*Data excerpts*

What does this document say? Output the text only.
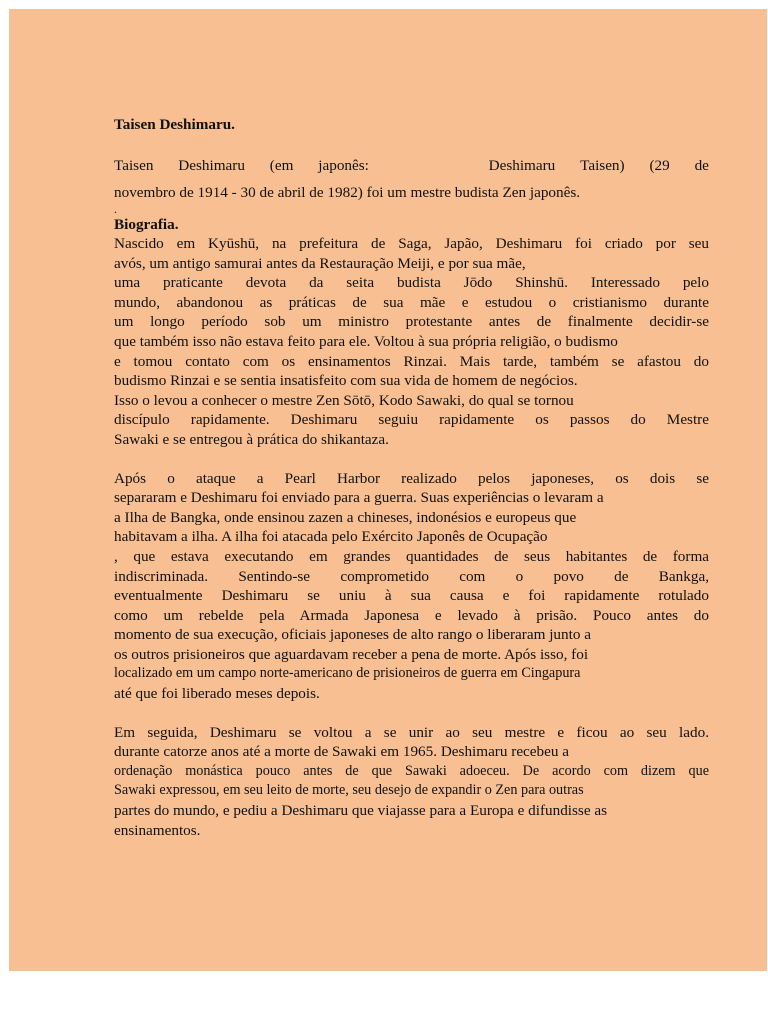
Taisen Deshimaru.
Taisen Deshimaru (em japonês:	Deshimaru Taisen) (29 de
novembro de 1914 - 30 de abril de 1982) foi um mestre budista Zen japonês.
.
Biografia.
Nascido em Kyūshū, na prefeitura de Saga, Japão, Deshimaru foi criado por seu
avós, um antigo samurai antes da Restauração Meiji, e por sua mãe,
uma praticante devota da seita budista Jōdo Shinshū. Interessado pelo
mundo, abandonou as práticas de sua mãe e estudou o cristianismo durante
um longo período sob um ministro protestante antes de finalmente decidir-se
que também isso não estava feito para ele. Voltou à sua própria religião, o budismo
e tomou contato com os ensinamentos Rinzai. Mais tarde, também se afastou do
budismo Rinzai e se sentia insatisfeito com sua vida de homem de negócios.
Isso o levou a conhecer o mestre Zen Sōtō, Kodo Sawaki, do qual se tornou
discípulo rapidamente. Deshimaru seguiu rapidamente os passos do Mestre
Sawaki e se entregou à prática do shikantaza.
Após o ataque a Pearl Harbor realizado pelos japoneses, os dois se
separaram e Deshimaru foi enviado para a guerra. Suas experiências o levaram a
a Ilha de Bangka, onde ensinou zazen a chineses, indonésios e europeus que
habitavam a ilha. A ilha foi atacada pelo Exército Japonês de Ocupação
, que estava executando em grandes quantidades de seus habitantes de forma
indiscriminada. Sentindo-se comprometido com o povo de Bankga,
eventualmente Deshimaru se uniu à sua causa e foi rapidamente rotulado
como um rebelde pela Armada Japonesa e levado à prisão. Pouco antes do
momento de sua execução, oficiais japoneses de alto rango o liberaram junto a
os outros prisioneiros que aguardavam receber a pena de morte. Após isso, foi
localizado em um campo norte-americano de prisioneiros de guerra em Cingapura
até que foi liberado meses depois.
Em seguida, Deshimaru se voltou a se unir ao seu mestre e ficou ao seu lado.
durante catorze anos até a morte de Sawaki em 1965. Deshimaru recebeu a
ordenação monástica pouco antes de que Sawaki adoeceu. De acordo com dizem que
Sawaki expressou, em seu leito de morte, seu desejo de expandir o Zen para outras
partes do mundo, e pediu a Deshimaru que viajasse para a Europa e difundisse as
ensinamentos.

*GIVEN TASK*
From the records above, pick out and copy each line holding the word "budismo".

*ANSWER*
que também isso não estava feito para ele. Voltou à sua própria religião, o budismo
budismo Rinzai e se sentia insatisfeito com sua vida de homem de negócios.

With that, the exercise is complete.